→ **What you need to do**
Omit every picture while repeating the entries exactly.

→ **Material shown**
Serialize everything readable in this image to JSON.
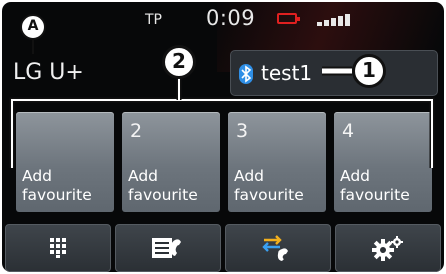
{
  "status": {
    "carrier_code": "TP",
    "time": "0:09"
  },
  "operator": "LG U+",
  "phone": {
    "name": "test1"
  },
  "favourites": [
    {
      "number": "",
      "label": "Add\nfavourite"
    },
    {
      "number": "2",
      "label": "Add\nfavourite"
    },
    {
      "number": "3",
      "label": "Add\nfavourite"
    },
    {
      "number": "4",
      "label": "Add\nfavourite"
    }
  ],
  "bottom_buttons": [
    {
      "icon": "keypad-icon"
    },
    {
      "icon": "contacts-icon"
    },
    {
      "icon": "call-list-icon"
    },
    {
      "icon": "settings-icon"
    }
  ],
  "callouts": {
    "a": "A",
    "one": "1",
    "two": "2"
  },
  "colors": {
    "battery": "#e02020",
    "bluetooth": "#2f8fe6",
    "tile": "#7a8188",
    "screen": "#070809"
  }
}
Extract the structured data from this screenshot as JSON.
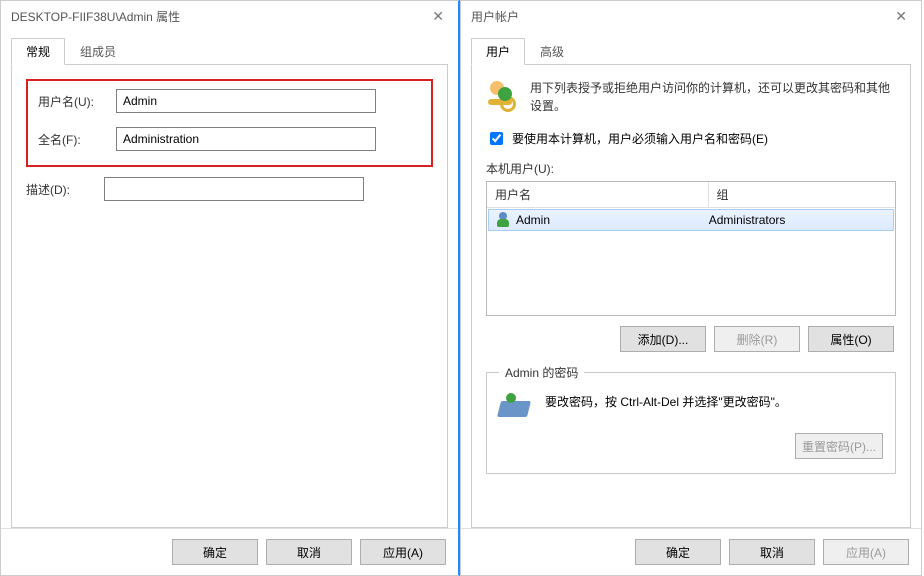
{
  "left": {
    "title": "DESKTOP-FIIF38U\\Admin 属性",
    "tabs": {
      "general": "常规",
      "members": "组成员"
    },
    "labels": {
      "username": "用户名(U):",
      "fullname": "全名(F):",
      "description": "描述(D):"
    },
    "values": {
      "username": "Admin",
      "fullname": "Administration",
      "description": ""
    },
    "buttons": {
      "ok": "确定",
      "cancel": "取消",
      "apply": "应用(A)"
    }
  },
  "right": {
    "title": "用户帐户",
    "tabs": {
      "users": "用户",
      "advanced": "高级"
    },
    "info": "用下列表授予或拒绝用户访问你的计算机，还可以更改其密码和其他设置。",
    "checkbox": "要使用本计算机，用户必须输入用户名和密码(E)",
    "listLabel": "本机用户(U):",
    "columns": {
      "user": "用户名",
      "group": "组"
    },
    "rows": [
      {
        "user": "Admin",
        "group": "Administrators"
      }
    ],
    "midButtons": {
      "add": "添加(D)...",
      "remove": "删除(R)",
      "props": "属性(O)"
    },
    "pwGroup": {
      "legend": "Admin 的密码",
      "text": "要改密码，按 Ctrl-Alt-Del 并选择\"更改密码\"。",
      "reset": "重置密码(P)..."
    },
    "buttons": {
      "ok": "确定",
      "cancel": "取消",
      "apply": "应用(A)"
    }
  }
}
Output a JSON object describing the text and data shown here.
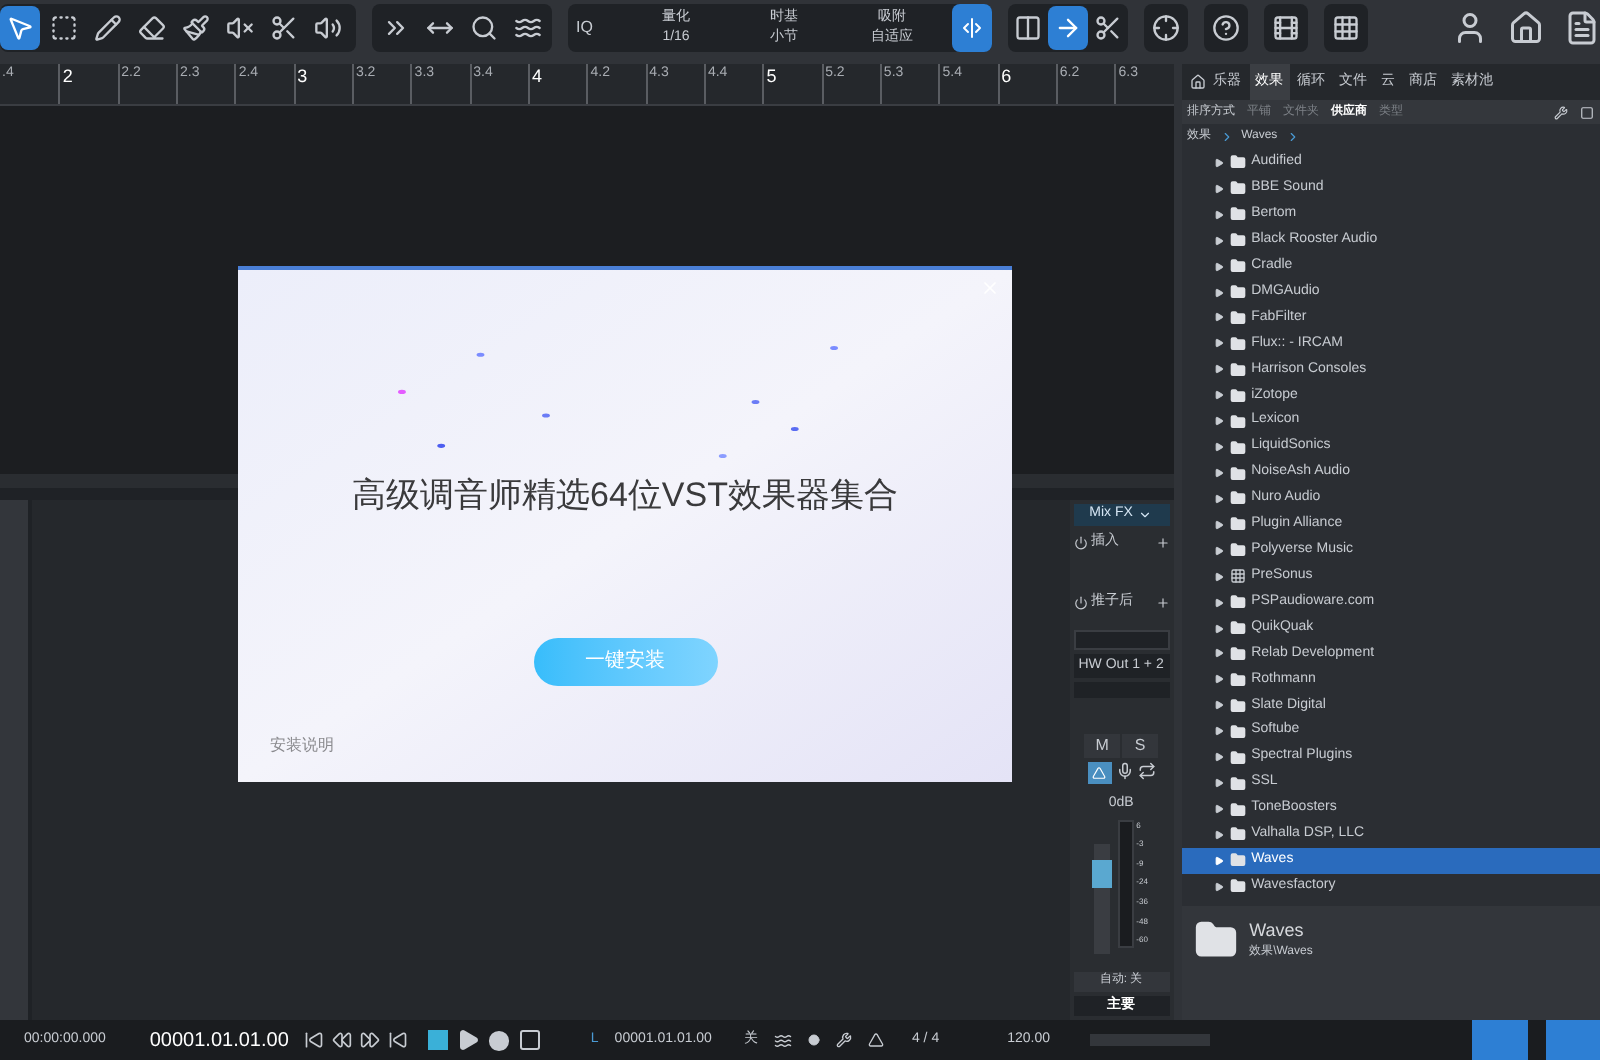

→ **Task solution**
Serialize everything readable in this image to JSON.
{
  "status": {
    "carrier_code": "TP",
    "time": "0:09"
  },
  "operator": "LG U+",
  "phone": {
    "name": "test1"
  },
  "favourites": [
    {
      "number": "",
      "label": "Add\nfavourite"
    },
    {
      "number": "2",
      "label": "Add\nfavourite"
    },
    {
      "number": "3",
      "label": "Add\nfavourite"
    },
    {
      "number": "4",
      "label": "Add\nfavourite"
    }
  ],
  "bottom_buttons": [
    {
      "icon": "keypad-icon"
    },
    {
      "icon": "contacts-icon"
    },
    {
      "icon": "call-list-icon"
    },
    {
      "icon": "settings-icon"
    }
  ],
  "callouts": {
    "a": "A",
    "one": "1",
    "two": "2"
  },
  "colors": {
    "battery": "#e02020",
    "bluetooth": "#2f8fe6",
    "tile": "#7a8188",
    "screen": "#070809"
  }
}
Extract the structured data from this screenshot as JSON.
{
  "left": {
    "title": "DESKTOP-FIIF38U\\Admin 属性",
    "tabs": {
      "general": "常规",
      "members": "组成员"
    },
    "labels": {
      "username": "用户名(U):",
      "fullname": "全名(F):",
      "description": "描述(D):"
    },
    "values": {
      "username": "Admin",
      "fullname": "Administration",
      "description": ""
    },
    "buttons": {
      "ok": "确定",
      "cancel": "取消",
      "apply": "应用(A)"
    }
  },
  "right": {
    "title": "用户帐户",
    "tabs": {
      "users": "用户",
      "advanced": "高级"
    },
    "info": "用下列表授予或拒绝用户访问你的计算机，还可以更改其密码和其他设置。",
    "checkbox": "要使用本计算机，用户必须输入用户名和密码(E)",
    "listLabel": "本机用户(U):",
    "columns": {
      "user": "用户名",
      "group": "组"
    },
    "rows": [
      {
        "user": "Admin",
        "group": "Administrators"
      }
    ],
    "midButtons": {
      "add": "添加(D)...",
      "remove": "删除(R)",
      "props": "属性(O)"
    },
    "pwGroup": {
      "legend": "Admin 的密码",
      "text": "要改密码，按 Ctrl-Alt-Del 并选择\"更改密码\"。",
      "reset": "重置密码(P)..."
    },
    "buttons": {
      "ok": "确定",
      "cancel": "取消",
      "apply": "应用(A)"
    }
  }
}
Output a JSON object describing the text and data shown here.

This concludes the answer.